PROBLEM TO WORK ON
Below are the records; copy each line in them that holds the word "Present".

==== RECORDS FOR THIS EXERCISE

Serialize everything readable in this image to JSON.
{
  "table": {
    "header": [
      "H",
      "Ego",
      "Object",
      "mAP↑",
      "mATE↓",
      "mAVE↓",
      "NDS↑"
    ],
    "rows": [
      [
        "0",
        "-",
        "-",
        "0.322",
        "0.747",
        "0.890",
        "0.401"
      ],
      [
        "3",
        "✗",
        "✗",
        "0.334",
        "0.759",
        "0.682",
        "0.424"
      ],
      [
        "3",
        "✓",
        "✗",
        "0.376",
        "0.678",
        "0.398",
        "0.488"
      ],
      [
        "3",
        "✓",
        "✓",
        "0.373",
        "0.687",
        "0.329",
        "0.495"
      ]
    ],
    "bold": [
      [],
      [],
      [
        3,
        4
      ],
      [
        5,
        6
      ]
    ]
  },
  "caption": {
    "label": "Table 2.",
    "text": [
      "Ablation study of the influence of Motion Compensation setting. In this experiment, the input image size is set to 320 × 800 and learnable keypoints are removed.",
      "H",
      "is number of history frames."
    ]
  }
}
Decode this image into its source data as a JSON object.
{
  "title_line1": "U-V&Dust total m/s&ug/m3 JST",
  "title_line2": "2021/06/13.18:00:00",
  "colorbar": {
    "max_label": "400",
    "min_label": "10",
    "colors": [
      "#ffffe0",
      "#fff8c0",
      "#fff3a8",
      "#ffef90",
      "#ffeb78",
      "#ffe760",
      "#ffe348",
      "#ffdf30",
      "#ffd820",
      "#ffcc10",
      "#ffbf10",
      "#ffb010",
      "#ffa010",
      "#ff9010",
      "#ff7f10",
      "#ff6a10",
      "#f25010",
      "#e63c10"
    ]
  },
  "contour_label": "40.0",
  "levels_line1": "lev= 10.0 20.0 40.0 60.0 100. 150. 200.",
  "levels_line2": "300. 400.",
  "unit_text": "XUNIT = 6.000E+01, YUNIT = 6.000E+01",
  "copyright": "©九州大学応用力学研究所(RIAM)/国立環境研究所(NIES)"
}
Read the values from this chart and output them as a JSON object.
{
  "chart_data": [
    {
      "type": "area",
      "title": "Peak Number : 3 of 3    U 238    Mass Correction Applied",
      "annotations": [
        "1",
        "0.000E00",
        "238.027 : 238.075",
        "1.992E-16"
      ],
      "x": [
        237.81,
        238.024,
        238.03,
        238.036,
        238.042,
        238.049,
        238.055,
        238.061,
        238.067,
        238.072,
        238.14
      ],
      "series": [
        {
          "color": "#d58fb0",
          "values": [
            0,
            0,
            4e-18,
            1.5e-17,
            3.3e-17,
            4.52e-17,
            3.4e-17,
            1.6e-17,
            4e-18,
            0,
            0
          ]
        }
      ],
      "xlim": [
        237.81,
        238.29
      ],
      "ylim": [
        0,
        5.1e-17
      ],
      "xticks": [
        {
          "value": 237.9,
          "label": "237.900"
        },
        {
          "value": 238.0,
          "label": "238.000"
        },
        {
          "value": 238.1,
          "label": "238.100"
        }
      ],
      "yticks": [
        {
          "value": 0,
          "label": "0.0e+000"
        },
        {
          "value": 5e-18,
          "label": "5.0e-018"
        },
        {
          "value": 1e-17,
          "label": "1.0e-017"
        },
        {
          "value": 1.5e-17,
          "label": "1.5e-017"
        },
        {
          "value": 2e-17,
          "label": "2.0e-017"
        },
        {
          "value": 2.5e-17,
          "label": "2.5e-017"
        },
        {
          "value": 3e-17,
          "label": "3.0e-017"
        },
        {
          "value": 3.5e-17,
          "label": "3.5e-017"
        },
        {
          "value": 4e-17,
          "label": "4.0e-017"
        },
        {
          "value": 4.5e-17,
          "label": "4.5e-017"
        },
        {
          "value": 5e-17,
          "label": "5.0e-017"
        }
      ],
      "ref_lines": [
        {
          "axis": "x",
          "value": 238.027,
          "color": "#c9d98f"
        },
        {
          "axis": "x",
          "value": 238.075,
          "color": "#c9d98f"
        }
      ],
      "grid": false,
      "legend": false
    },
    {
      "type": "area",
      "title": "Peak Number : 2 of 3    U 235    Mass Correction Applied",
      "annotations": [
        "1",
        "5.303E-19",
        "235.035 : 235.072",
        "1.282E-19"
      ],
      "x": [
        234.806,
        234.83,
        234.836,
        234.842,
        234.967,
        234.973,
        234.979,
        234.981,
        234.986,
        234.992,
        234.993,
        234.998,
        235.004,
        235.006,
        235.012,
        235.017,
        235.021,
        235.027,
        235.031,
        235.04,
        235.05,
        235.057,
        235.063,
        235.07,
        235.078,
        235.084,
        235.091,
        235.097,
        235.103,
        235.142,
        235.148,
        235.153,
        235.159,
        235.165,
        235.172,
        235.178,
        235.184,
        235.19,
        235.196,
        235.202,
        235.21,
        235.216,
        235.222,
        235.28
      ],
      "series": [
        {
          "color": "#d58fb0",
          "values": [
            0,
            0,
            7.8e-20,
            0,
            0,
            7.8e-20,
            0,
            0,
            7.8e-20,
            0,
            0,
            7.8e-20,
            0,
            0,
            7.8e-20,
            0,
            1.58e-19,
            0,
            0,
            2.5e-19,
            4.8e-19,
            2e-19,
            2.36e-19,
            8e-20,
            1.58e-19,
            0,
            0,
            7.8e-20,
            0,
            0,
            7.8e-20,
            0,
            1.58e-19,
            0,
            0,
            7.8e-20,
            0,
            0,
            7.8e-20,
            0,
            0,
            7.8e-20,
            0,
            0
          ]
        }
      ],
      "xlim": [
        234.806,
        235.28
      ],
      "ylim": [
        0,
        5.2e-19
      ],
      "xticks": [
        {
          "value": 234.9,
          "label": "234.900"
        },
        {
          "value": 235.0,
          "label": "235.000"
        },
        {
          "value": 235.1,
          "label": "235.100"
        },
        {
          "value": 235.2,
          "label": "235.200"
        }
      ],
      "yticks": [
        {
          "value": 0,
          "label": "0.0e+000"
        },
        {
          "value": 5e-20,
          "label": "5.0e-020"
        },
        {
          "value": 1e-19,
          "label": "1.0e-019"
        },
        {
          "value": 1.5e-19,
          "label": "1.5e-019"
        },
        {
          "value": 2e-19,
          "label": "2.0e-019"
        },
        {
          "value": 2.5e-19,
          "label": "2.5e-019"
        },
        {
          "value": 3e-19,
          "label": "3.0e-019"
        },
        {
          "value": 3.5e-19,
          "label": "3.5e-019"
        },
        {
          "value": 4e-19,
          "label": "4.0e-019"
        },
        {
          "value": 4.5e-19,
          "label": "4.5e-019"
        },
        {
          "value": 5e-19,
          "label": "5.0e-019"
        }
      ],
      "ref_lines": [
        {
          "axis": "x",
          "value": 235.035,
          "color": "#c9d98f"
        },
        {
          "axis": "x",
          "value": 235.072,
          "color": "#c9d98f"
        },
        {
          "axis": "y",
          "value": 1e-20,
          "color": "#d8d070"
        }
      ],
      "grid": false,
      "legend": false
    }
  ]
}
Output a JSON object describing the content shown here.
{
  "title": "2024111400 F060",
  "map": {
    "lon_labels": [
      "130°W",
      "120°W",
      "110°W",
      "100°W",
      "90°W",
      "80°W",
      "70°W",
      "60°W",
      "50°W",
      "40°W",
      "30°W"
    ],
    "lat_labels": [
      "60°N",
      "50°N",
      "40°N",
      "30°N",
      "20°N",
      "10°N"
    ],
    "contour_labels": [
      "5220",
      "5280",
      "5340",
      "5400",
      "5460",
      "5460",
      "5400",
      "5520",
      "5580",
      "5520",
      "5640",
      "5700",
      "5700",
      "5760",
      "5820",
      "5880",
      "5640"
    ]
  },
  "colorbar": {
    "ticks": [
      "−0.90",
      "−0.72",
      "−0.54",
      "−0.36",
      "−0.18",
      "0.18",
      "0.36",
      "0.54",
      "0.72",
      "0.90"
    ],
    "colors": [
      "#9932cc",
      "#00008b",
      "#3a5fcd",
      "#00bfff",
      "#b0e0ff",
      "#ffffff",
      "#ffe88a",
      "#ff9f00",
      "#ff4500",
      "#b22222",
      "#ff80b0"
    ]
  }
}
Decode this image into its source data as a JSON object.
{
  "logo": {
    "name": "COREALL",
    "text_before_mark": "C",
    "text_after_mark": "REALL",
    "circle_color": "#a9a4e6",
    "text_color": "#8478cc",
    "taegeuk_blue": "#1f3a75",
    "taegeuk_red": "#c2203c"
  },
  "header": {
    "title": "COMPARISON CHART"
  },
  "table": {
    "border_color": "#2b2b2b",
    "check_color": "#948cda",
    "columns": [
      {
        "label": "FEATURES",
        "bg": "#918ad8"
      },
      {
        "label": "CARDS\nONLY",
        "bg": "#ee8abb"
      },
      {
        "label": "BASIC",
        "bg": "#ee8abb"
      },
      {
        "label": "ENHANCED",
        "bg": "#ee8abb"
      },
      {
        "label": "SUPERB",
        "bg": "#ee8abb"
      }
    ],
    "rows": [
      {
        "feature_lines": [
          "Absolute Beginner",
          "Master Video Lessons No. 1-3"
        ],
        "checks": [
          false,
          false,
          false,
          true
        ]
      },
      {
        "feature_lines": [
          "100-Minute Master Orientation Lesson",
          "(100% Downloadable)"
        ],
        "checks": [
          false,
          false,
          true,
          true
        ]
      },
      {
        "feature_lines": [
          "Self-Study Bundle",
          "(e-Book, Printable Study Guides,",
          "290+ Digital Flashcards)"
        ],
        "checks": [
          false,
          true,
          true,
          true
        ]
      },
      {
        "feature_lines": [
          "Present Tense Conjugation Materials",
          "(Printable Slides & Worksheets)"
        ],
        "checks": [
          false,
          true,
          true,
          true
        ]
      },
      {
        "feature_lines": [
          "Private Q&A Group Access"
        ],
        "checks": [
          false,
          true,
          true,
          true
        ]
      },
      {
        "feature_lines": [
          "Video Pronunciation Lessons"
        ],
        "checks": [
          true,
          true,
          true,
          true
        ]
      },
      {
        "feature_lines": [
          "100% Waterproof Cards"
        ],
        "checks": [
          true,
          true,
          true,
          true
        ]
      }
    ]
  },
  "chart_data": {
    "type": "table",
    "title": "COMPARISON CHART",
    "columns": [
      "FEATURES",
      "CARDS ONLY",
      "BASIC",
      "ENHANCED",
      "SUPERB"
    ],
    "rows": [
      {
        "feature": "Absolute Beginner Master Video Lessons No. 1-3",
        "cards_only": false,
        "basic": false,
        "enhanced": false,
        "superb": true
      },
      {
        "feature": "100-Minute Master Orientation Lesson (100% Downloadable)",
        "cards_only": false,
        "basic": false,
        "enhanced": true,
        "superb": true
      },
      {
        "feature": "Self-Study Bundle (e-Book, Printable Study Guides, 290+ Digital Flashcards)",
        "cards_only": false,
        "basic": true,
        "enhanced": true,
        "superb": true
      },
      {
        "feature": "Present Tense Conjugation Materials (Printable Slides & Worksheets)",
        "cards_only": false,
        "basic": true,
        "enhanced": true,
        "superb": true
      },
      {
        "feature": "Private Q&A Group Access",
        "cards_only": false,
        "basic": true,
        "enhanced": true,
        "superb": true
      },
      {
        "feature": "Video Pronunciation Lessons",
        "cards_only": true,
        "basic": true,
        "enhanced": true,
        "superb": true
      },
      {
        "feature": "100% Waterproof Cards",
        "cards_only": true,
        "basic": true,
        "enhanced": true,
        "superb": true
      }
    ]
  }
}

========

RESPONSE TO THE EXERCISE
          "Present Tense Conjugation Materials",
        "feature": "Present Tense Conjugation Materials (Printable Slides & Worksheets)",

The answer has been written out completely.